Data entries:
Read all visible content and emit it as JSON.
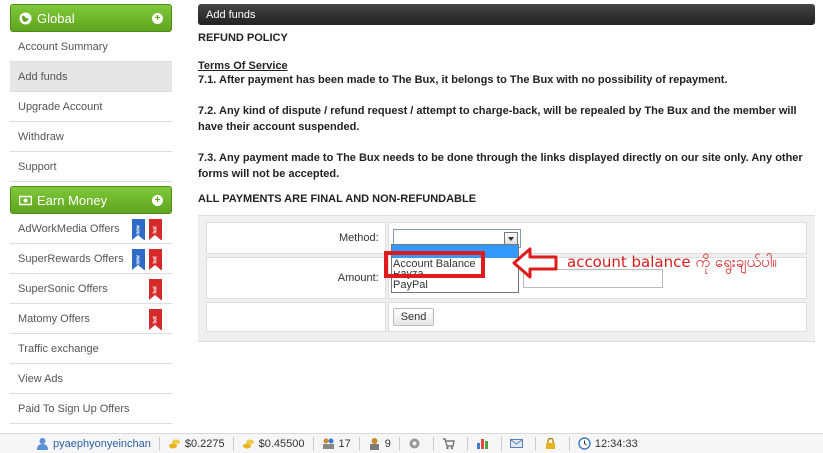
{
  "sidebar": {
    "global_header": "Global",
    "global_items": [
      {
        "label": "Account Summary",
        "active": false
      },
      {
        "label": "Add funds",
        "active": true
      },
      {
        "label": "Upgrade Account",
        "active": false
      },
      {
        "label": "Withdraw",
        "active": false
      },
      {
        "label": "Support",
        "active": false
      }
    ],
    "earn_header": "Earn Money",
    "earn_items": [
      {
        "label": "AdWorkMedia Offers",
        "badges": [
          "new",
          "hot"
        ]
      },
      {
        "label": "SuperRewards Offers",
        "badges": [
          "new",
          "hot"
        ]
      },
      {
        "label": "SuperSonic Offers",
        "badges": [
          "hot"
        ]
      },
      {
        "label": "Matomy Offers",
        "badges": [
          "hot"
        ]
      },
      {
        "label": "Traffic exchange",
        "badges": []
      },
      {
        "label": "View Ads",
        "badges": []
      },
      {
        "label": "Paid To Sign Up Offers",
        "badges": []
      }
    ]
  },
  "main": {
    "bar_title": "Add funds",
    "policy_heading": "REFUND POLICY",
    "tos_title": "Terms Of Service",
    "p1": "7.1. After payment has been made to The Bux, it belongs to The Bux with no possibility of repayment.",
    "p2": "7.2. Any kind of dispute / refund request / attempt to charge-back, will be repealed by The Bux and the member will have their account suspended.",
    "p3": "7.3. Any payment made to The Bux needs to be done through the links displayed directly on our site only. Any other forms will not be accepted.",
    "final_notice": "ALL PAYMENTS ARE FINAL AND NON-REFUNDABLE"
  },
  "form": {
    "method_label": "Method:",
    "amount_label": "Amount:",
    "send_label": "Send",
    "options": [
      "Account Balance",
      "Payza",
      "PayPal"
    ]
  },
  "annotation": {
    "text": "account balance ကို ရွေးချယ်ပါ။",
    "color": "#d81c1c"
  },
  "bottombar": {
    "username": "pyaephyonyeinchan",
    "balance1": "$0.2275",
    "balance2": "$0.45500",
    "count1": "17",
    "count2": "9",
    "time": "12:34:33"
  }
}
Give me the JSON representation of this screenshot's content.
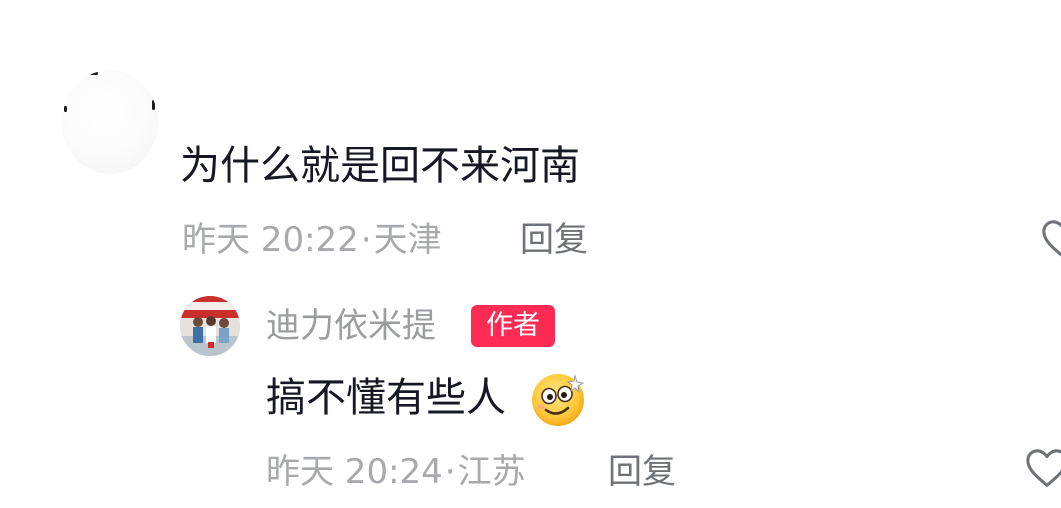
{
  "comment": {
    "text": "为什么就是回不来河南",
    "time": "昨天 20:22",
    "separator": "·",
    "location": "天津",
    "reply_label": "回复",
    "like_icon": "heart-outline-icon"
  },
  "author_reply": {
    "username": "迪力依米提",
    "badge": "作者",
    "text": "搞不懂有些人",
    "emoji_icon": "dizzy-smile-emoji-icon",
    "time": "昨天 20:24",
    "separator": "·",
    "location": "江苏",
    "reply_label": "回复",
    "like_icon": "heart-outline-icon"
  },
  "colors": {
    "primary_text": "#161823",
    "meta_text": "#a7a9ad",
    "author_badge": "#fe2c55"
  }
}
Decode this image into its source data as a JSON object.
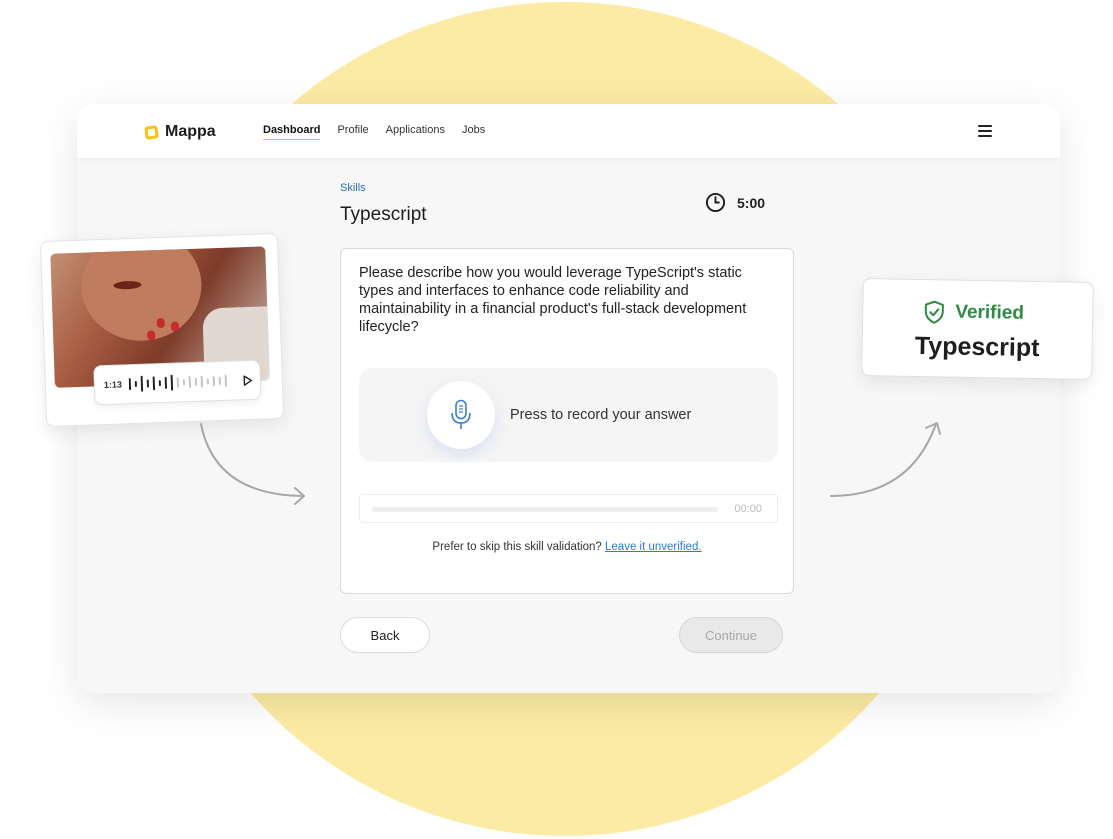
{
  "header": {
    "brand": "Mappa",
    "nav": [
      {
        "label": "Dashboard",
        "active": true
      },
      {
        "label": "Profile",
        "active": false
      },
      {
        "label": "Applications",
        "active": false
      },
      {
        "label": "Jobs",
        "active": false
      }
    ],
    "menu_icon": "hamburger-icon"
  },
  "main": {
    "breadcrumb": "Skills",
    "title": "Typescript",
    "timer": "5:00",
    "question": "Please describe how you would leverage TypeScript's static types and interfaces to enhance code reliability and maintainability in a financial product's full-stack development lifecycle?",
    "record_label": "Press to record your answer",
    "recording_time": "00:00",
    "recording_progress": 0,
    "skip_prefix": "Prefer to skip this skill validation?",
    "skip_link": "Leave it unverified."
  },
  "actions": {
    "back_label": "Back",
    "continue_label": "Continue",
    "continue_disabled": true
  },
  "video_card": {
    "audio_time": "1:13",
    "play_icon": "play-icon"
  },
  "verified_card": {
    "badge_label": "Verified",
    "skill": "Typescript",
    "badge_icon": "shield-check-icon"
  },
  "colors": {
    "accent_yellow": "#f2c40e",
    "background_circle": "#fbeba4",
    "verified_green": "#2e8b43",
    "link_blue": "#2e7bc4",
    "mic_blue": "#3b7fd0"
  }
}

TASK BRIEF — With the pictures left out, transcribe the material exactly.

WRITTEN SOLUTION —
Read all visible content and emit it as JSON.
{
  "sidebar": {
    "global_header": "Global",
    "global_items": [
      {
        "label": "Account Summary",
        "active": false
      },
      {
        "label": "Add funds",
        "active": true
      },
      {
        "label": "Upgrade Account",
        "active": false
      },
      {
        "label": "Withdraw",
        "active": false
      },
      {
        "label": "Support",
        "active": false
      }
    ],
    "earn_header": "Earn Money",
    "earn_items": [
      {
        "label": "AdWorkMedia Offers",
        "badges": [
          "new",
          "hot"
        ]
      },
      {
        "label": "SuperRewards Offers",
        "badges": [
          "new",
          "hot"
        ]
      },
      {
        "label": "SuperSonic Offers",
        "badges": [
          "hot"
        ]
      },
      {
        "label": "Matomy Offers",
        "badges": [
          "hot"
        ]
      },
      {
        "label": "Traffic exchange",
        "badges": []
      },
      {
        "label": "View Ads",
        "badges": []
      },
      {
        "label": "Paid To Sign Up Offers",
        "badges": []
      }
    ]
  },
  "main": {
    "bar_title": "Add funds",
    "policy_heading": "REFUND POLICY",
    "tos_title": "Terms Of Service",
    "p1": "7.1. After payment has been made to The Bux, it belongs to The Bux with no possibility of repayment.",
    "p2": "7.2. Any kind of dispute / refund request / attempt to charge-back, will be repealed by The Bux and the member will have their account suspended.",
    "p3": "7.3. Any payment made to The Bux needs to be done through the links displayed directly on our site only. Any other forms will not be accepted.",
    "final_notice": "ALL PAYMENTS ARE FINAL AND NON-REFUNDABLE"
  },
  "form": {
    "method_label": "Method:",
    "amount_label": "Amount:",
    "send_label": "Send",
    "options": [
      "Account Balance",
      "Payza",
      "PayPal"
    ]
  },
  "annotation": {
    "text": "account balance ကို ရွေးချယ်ပါ။",
    "color": "#d81c1c"
  },
  "bottombar": {
    "username": "pyaephyonyeinchan",
    "balance1": "$0.2275",
    "balance2": "$0.45500",
    "count1": "17",
    "count2": "9",
    "time": "12:34:33"
  }
}
Give me the JSON representation of this screenshot's content.
{
  "comment": {
    "text": "为什么就是回不来河南",
    "time": "昨天 20:22",
    "separator": "·",
    "location": "天津",
    "reply_label": "回复",
    "like_icon": "heart-outline-icon"
  },
  "author_reply": {
    "username": "迪力依米提",
    "badge": "作者",
    "text": "搞不懂有些人",
    "emoji_icon": "dizzy-smile-emoji-icon",
    "time": "昨天 20:24",
    "separator": "·",
    "location": "江苏",
    "reply_label": "回复",
    "like_icon": "heart-outline-icon"
  },
  "colors": {
    "primary_text": "#161823",
    "meta_text": "#a7a9ad",
    "author_badge": "#fe2c55"
  }
}
Decode this image into its source data as a JSON object.
{
  "header": {
    "brand": "Mappa",
    "nav": [
      {
        "label": "Dashboard",
        "active": true
      },
      {
        "label": "Profile",
        "active": false
      },
      {
        "label": "Applications",
        "active": false
      },
      {
        "label": "Jobs",
        "active": false
      }
    ],
    "menu_icon": "hamburger-icon"
  },
  "main": {
    "breadcrumb": "Skills",
    "title": "Typescript",
    "timer": "5:00",
    "question": "Please describe how you would leverage TypeScript's static types and interfaces to enhance code reliability and maintainability in a financial product's full-stack development lifecycle?",
    "record_label": "Press to record your answer",
    "recording_time": "00:00",
    "recording_progress": 0,
    "skip_prefix": "Prefer to skip this skill validation?",
    "skip_link": "Leave it unverified."
  },
  "actions": {
    "back_label": "Back",
    "continue_label": "Continue",
    "continue_disabled": true
  },
  "video_card": {
    "audio_time": "1:13",
    "play_icon": "play-icon"
  },
  "verified_card": {
    "badge_label": "Verified",
    "skill": "Typescript",
    "badge_icon": "shield-check-icon"
  },
  "colors": {
    "accent_yellow": "#f2c40e",
    "background_circle": "#fbeba4",
    "verified_green": "#2e8b43",
    "link_blue": "#2e7bc4",
    "mic_blue": "#3b7fd0"
  }
}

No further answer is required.